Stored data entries
>>

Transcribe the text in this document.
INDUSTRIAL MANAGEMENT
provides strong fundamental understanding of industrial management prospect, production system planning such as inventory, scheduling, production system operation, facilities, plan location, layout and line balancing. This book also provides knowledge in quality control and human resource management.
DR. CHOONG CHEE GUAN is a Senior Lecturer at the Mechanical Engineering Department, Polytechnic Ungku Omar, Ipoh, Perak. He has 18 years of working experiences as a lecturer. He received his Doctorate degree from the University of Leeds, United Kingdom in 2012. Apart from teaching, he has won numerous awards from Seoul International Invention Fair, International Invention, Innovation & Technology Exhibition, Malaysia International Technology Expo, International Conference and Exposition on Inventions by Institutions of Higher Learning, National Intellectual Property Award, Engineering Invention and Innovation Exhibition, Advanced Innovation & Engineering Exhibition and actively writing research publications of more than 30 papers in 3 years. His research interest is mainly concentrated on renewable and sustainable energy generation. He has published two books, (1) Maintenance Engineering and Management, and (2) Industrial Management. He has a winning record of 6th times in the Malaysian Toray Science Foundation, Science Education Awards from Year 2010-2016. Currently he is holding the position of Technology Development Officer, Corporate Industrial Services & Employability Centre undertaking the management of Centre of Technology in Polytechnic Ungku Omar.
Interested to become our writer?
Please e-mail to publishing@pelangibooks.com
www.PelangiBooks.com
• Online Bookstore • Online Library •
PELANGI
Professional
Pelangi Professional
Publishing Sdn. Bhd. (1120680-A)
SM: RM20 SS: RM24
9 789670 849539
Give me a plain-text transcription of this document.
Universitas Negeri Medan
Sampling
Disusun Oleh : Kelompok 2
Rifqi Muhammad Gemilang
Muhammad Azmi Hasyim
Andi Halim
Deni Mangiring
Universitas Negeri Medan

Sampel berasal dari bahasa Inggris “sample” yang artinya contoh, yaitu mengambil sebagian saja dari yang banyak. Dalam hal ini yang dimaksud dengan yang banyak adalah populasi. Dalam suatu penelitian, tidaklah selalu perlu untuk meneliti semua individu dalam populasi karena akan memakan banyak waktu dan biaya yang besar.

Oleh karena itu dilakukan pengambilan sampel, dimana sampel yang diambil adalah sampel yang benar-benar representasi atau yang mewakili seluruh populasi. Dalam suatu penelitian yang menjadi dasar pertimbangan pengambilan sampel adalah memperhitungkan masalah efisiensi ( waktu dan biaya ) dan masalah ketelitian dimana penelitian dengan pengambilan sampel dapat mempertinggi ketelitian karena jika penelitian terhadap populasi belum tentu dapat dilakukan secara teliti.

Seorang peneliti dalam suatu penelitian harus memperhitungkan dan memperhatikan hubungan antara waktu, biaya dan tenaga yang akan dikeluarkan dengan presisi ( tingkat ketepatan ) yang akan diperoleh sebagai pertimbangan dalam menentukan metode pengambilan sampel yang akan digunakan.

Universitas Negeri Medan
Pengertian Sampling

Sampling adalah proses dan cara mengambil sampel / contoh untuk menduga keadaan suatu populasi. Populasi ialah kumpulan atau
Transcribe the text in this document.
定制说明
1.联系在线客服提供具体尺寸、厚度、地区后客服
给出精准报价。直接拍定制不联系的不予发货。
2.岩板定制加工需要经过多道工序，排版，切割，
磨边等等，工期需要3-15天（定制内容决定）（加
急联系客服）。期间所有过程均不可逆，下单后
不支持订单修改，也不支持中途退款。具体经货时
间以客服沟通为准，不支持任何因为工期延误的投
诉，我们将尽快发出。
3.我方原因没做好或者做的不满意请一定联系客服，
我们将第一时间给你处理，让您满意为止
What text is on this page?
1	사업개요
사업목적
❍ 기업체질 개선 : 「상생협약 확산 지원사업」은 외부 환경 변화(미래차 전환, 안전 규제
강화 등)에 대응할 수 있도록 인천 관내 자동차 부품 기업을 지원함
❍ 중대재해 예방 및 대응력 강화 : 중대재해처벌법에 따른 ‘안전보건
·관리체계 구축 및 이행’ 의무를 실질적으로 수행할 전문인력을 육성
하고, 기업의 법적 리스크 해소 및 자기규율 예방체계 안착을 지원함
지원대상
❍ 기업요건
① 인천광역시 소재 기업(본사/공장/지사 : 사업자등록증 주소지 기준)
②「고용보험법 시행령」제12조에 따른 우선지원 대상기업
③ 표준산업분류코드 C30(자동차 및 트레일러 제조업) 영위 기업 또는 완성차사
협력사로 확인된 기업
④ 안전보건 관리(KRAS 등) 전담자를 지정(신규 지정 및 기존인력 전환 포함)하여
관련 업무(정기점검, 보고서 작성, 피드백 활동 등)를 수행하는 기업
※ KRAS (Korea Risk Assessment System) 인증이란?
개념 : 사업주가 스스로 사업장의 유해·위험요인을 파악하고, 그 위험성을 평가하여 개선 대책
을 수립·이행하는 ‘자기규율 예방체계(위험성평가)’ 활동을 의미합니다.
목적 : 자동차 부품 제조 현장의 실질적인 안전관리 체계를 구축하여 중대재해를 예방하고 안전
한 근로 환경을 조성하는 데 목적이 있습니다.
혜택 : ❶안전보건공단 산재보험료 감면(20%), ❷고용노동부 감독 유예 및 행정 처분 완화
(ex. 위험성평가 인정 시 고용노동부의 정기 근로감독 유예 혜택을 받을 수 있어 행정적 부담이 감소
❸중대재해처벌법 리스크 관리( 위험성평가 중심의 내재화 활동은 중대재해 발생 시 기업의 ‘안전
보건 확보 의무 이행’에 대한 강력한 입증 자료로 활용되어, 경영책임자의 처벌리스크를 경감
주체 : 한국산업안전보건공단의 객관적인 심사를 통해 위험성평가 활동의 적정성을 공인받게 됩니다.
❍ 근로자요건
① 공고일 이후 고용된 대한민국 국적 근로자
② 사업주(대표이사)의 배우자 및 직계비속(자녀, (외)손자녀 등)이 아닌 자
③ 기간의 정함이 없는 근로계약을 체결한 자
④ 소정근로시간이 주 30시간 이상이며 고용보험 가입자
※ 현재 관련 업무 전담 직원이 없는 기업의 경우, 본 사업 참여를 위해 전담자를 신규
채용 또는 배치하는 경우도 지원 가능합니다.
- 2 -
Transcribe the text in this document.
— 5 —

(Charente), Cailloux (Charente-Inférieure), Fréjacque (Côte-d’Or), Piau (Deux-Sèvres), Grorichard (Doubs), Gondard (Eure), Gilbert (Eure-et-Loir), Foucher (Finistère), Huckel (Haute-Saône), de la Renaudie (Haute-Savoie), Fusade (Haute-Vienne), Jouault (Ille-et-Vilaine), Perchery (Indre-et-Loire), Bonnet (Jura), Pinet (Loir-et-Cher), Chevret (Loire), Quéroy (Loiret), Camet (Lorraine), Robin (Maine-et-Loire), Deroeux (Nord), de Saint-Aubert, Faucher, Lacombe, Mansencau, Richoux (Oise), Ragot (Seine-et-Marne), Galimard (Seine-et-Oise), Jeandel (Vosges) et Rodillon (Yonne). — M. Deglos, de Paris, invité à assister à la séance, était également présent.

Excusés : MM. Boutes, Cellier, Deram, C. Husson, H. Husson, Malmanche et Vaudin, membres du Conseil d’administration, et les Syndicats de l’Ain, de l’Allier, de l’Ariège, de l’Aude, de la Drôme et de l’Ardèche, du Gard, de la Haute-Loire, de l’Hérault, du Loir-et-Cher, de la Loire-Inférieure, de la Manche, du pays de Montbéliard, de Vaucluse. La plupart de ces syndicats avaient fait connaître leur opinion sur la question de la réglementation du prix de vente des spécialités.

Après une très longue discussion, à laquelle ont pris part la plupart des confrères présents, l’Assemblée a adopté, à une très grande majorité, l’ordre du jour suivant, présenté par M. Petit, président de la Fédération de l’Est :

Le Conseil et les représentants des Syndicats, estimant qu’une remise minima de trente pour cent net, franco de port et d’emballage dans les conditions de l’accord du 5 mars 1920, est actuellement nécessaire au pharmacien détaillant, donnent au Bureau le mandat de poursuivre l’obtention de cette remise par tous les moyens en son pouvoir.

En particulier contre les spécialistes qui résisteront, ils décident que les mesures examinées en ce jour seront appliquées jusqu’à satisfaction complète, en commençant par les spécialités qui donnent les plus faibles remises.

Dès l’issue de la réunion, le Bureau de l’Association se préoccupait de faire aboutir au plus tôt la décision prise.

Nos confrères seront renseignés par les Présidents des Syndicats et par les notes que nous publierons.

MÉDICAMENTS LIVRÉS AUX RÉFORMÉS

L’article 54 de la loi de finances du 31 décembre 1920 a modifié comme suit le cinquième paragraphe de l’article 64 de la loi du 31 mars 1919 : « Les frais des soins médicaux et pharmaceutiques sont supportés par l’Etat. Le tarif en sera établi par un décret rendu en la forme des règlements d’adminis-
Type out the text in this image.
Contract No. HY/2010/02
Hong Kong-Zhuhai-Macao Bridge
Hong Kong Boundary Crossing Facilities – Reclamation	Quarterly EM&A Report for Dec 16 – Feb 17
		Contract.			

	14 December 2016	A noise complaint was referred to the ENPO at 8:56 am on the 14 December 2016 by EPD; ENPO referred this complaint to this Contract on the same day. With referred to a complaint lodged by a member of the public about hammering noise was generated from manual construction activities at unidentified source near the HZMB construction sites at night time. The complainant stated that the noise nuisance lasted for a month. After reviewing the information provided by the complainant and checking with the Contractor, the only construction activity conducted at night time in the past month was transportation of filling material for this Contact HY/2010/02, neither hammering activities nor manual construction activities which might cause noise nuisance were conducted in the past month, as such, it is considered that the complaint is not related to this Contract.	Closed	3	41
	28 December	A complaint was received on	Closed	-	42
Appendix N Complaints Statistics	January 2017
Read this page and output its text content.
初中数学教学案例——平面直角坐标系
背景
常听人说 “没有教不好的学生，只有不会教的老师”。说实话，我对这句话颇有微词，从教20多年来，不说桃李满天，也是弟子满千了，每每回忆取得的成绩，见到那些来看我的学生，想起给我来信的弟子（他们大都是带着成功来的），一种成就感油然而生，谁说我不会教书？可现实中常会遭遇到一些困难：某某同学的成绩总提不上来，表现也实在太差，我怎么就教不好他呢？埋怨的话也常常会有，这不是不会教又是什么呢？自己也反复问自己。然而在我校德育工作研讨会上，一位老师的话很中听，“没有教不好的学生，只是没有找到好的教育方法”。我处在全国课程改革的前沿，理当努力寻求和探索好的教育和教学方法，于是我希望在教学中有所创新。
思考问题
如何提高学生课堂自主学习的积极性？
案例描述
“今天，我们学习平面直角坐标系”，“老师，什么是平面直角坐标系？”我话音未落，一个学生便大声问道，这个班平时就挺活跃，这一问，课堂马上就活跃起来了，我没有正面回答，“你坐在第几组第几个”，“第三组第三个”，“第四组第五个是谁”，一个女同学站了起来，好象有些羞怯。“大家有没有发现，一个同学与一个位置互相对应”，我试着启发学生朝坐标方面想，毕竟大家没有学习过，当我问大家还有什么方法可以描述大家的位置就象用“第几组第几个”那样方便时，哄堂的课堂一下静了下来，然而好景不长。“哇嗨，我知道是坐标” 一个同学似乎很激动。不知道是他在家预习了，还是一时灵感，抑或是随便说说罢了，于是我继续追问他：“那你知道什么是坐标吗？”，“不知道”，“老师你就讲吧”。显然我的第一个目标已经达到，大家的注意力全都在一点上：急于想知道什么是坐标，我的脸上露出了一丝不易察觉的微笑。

<<

> _EXERCISE_
Pick out the lines that include the word "untuk" and write them out.

> _COMPLETE RESPONSE_
Sampel berasal dari bahasa Inggris “sample” yang artinya contoh, yaitu mengambil sebagian saja dari yang banyak. Dalam hal ini yang dimaksud dengan yang banyak adalah populasi. Dalam suatu penelitian, tidaklah selalu perlu untuk meneliti semua individu dalam populasi karena akan memakan banyak waktu dan biaya yang besar.
Sampling adalah proses dan cara mengambil sampel / contoh untuk menduga keadaan suatu populasi. Populasi ialah kumpulan atau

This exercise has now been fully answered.